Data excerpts
----

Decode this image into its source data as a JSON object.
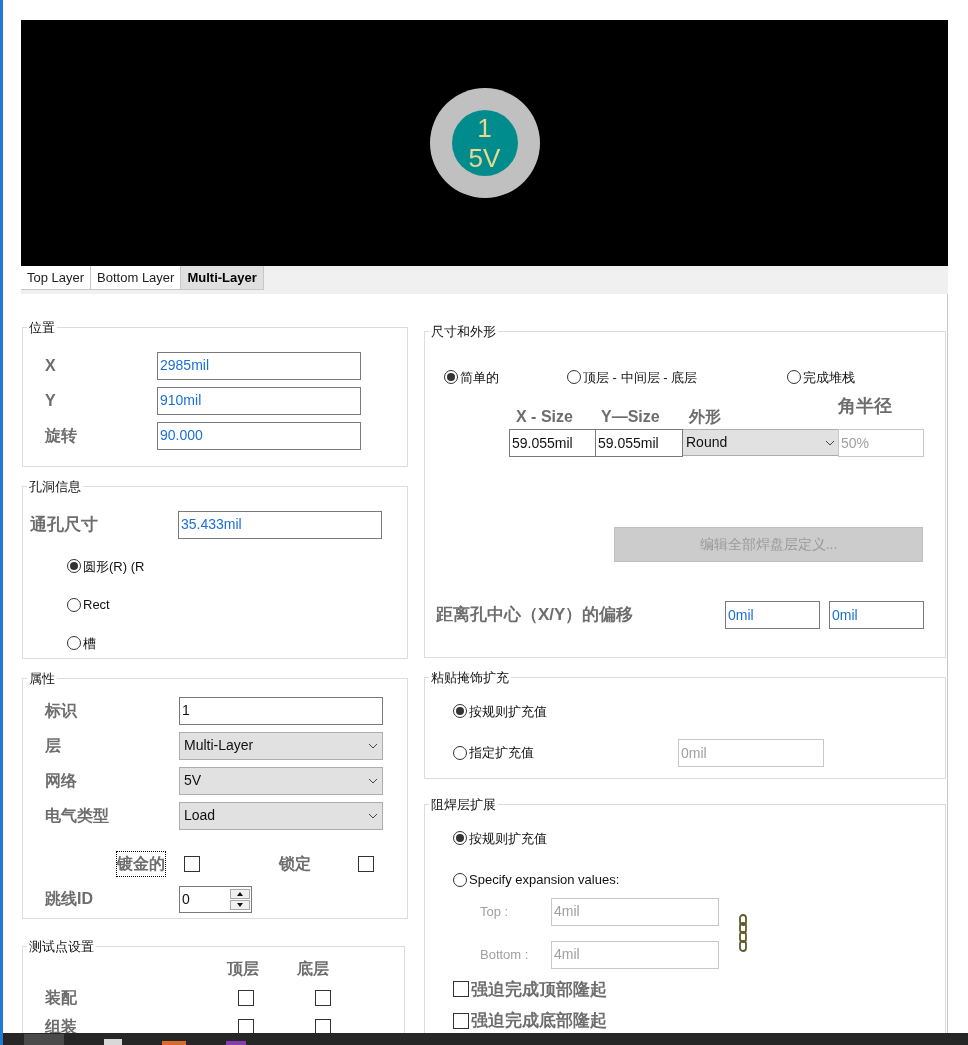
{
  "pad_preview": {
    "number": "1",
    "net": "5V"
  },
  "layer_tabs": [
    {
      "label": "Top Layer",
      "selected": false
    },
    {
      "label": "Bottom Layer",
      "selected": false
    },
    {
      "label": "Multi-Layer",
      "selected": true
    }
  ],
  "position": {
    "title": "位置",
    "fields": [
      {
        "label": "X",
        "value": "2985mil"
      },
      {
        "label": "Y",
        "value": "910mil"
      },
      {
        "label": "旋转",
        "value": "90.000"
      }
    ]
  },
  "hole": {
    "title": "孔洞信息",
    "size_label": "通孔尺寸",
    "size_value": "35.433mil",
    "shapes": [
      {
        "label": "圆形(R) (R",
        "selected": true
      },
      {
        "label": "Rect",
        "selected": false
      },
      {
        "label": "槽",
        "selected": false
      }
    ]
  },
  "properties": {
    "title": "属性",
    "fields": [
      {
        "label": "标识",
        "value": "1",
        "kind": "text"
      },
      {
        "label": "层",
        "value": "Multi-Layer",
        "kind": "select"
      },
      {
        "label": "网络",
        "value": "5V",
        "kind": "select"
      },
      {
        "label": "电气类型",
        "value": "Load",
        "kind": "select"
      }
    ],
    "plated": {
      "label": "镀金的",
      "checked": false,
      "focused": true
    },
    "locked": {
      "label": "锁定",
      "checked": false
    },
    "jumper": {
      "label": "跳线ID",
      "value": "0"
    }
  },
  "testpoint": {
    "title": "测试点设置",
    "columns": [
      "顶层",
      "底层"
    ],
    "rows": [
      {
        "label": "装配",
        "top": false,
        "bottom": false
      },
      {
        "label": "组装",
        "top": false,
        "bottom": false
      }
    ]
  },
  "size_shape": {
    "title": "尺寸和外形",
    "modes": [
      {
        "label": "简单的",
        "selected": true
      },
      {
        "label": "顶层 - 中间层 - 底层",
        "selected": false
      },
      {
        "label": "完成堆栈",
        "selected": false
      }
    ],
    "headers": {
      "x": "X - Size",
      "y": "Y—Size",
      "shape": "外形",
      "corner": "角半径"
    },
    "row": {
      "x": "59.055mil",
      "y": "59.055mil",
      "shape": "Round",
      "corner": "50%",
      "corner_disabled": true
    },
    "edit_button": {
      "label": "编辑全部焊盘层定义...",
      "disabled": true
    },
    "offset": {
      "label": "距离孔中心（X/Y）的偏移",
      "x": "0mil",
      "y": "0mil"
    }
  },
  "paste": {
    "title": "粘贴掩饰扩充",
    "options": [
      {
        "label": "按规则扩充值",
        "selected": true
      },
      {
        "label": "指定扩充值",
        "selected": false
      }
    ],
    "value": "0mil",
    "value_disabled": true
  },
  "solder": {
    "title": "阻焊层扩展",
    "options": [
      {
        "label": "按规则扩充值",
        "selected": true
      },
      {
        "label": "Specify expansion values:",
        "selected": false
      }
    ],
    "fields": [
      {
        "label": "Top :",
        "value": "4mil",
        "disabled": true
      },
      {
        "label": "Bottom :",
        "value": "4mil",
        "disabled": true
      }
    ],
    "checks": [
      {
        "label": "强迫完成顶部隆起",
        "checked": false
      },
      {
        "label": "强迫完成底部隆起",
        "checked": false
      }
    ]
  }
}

----

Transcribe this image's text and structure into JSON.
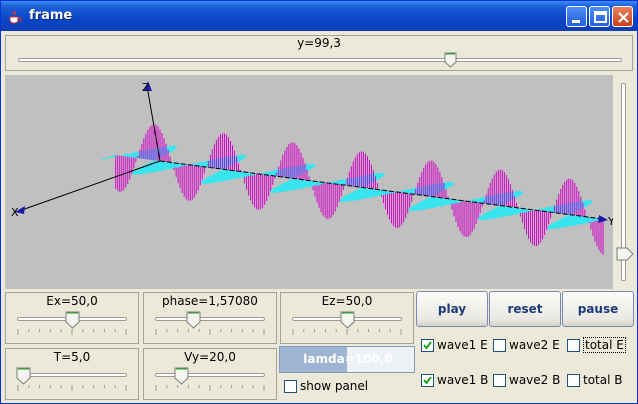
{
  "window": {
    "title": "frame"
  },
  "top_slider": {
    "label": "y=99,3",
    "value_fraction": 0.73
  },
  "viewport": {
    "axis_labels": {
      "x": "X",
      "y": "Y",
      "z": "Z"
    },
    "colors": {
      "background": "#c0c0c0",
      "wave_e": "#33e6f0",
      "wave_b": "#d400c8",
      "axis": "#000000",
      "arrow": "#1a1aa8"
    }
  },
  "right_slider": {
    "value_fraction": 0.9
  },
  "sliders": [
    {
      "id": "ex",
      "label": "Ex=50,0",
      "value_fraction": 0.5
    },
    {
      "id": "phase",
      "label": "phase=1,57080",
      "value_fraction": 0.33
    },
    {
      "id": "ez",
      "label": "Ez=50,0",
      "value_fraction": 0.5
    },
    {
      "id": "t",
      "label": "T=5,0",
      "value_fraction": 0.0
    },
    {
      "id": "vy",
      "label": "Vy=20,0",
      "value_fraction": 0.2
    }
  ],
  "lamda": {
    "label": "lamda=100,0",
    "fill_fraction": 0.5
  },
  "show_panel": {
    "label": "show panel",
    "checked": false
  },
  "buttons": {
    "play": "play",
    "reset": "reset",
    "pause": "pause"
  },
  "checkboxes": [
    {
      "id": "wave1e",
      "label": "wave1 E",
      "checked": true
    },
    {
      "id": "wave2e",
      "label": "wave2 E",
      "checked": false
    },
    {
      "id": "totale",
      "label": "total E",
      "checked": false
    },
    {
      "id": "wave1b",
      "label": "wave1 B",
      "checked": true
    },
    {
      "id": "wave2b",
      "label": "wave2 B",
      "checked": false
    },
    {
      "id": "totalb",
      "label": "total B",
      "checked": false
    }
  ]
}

----

SET PROBLEM >>
Return from the data every line that holds "into".

TASK RESPONSE >>
Decode this image into its source data as a JSON object.
Transcribe this image's text and structure into JSON.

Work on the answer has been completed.